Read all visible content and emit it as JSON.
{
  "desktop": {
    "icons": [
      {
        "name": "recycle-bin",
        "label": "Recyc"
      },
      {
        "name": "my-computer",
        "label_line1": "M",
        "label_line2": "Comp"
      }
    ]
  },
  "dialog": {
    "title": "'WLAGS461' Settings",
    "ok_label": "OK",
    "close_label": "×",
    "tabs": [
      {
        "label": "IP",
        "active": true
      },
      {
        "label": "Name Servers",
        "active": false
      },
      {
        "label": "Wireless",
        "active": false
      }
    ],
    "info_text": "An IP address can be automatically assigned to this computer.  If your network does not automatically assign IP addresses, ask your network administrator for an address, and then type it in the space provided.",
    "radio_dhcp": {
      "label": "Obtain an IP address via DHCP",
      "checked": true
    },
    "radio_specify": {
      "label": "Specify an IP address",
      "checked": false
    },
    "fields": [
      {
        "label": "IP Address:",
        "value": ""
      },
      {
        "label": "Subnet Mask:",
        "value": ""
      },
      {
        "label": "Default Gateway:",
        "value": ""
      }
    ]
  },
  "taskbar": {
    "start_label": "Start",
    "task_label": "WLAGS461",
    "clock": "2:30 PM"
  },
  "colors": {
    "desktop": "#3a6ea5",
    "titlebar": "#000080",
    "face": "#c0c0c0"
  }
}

____

* YOUR GOAL
Repeat the preceding lines exactly, please, every one of them.

* REPLY
Read all visible content and emit it as JSON.
{
  "desktop": {
    "icons": [
      {
        "name": "recycle-bin",
        "label": "Recyc"
      },
      {
        "name": "my-computer",
        "label_line1": "M",
        "label_line2": "Comp"
      }
    ]
  },
  "dialog": {
    "title": "'WLAGS461' Settings",
    "ok_label": "OK",
    "close_label": "×",
    "tabs": [
      {
        "label": "IP",
        "active": true
      },
      {
        "label": "Name Servers",
        "active": false
      },
      {
        "label": "Wireless",
        "active": false
      }
    ],
    "info_text": "An IP address can be automatically assigned to this computer.  If your network does not automatically assign IP addresses, ask your network administrator for an address, and then type it in the space provided.",
    "radio_dhcp": {
      "label": "Obtain an IP address via DHCP",
      "checked": true
    },
    "radio_specify": {
      "label": "Specify an IP address",
      "checked": false
    },
    "fields": [
      {
        "label": "IP Address:",
        "value": ""
      },
      {
        "label": "Subnet Mask:",
        "value": ""
      },
      {
        "label": "Default Gateway:",
        "value": ""
      }
    ]
  },
  "taskbar": {
    "start_label": "Start",
    "task_label": "WLAGS461",
    "clock": "2:30 PM"
  },
  "colors": {
    "desktop": "#3a6ea5",
    "titlebar": "#000080",
    "face": "#c0c0c0"
  }
}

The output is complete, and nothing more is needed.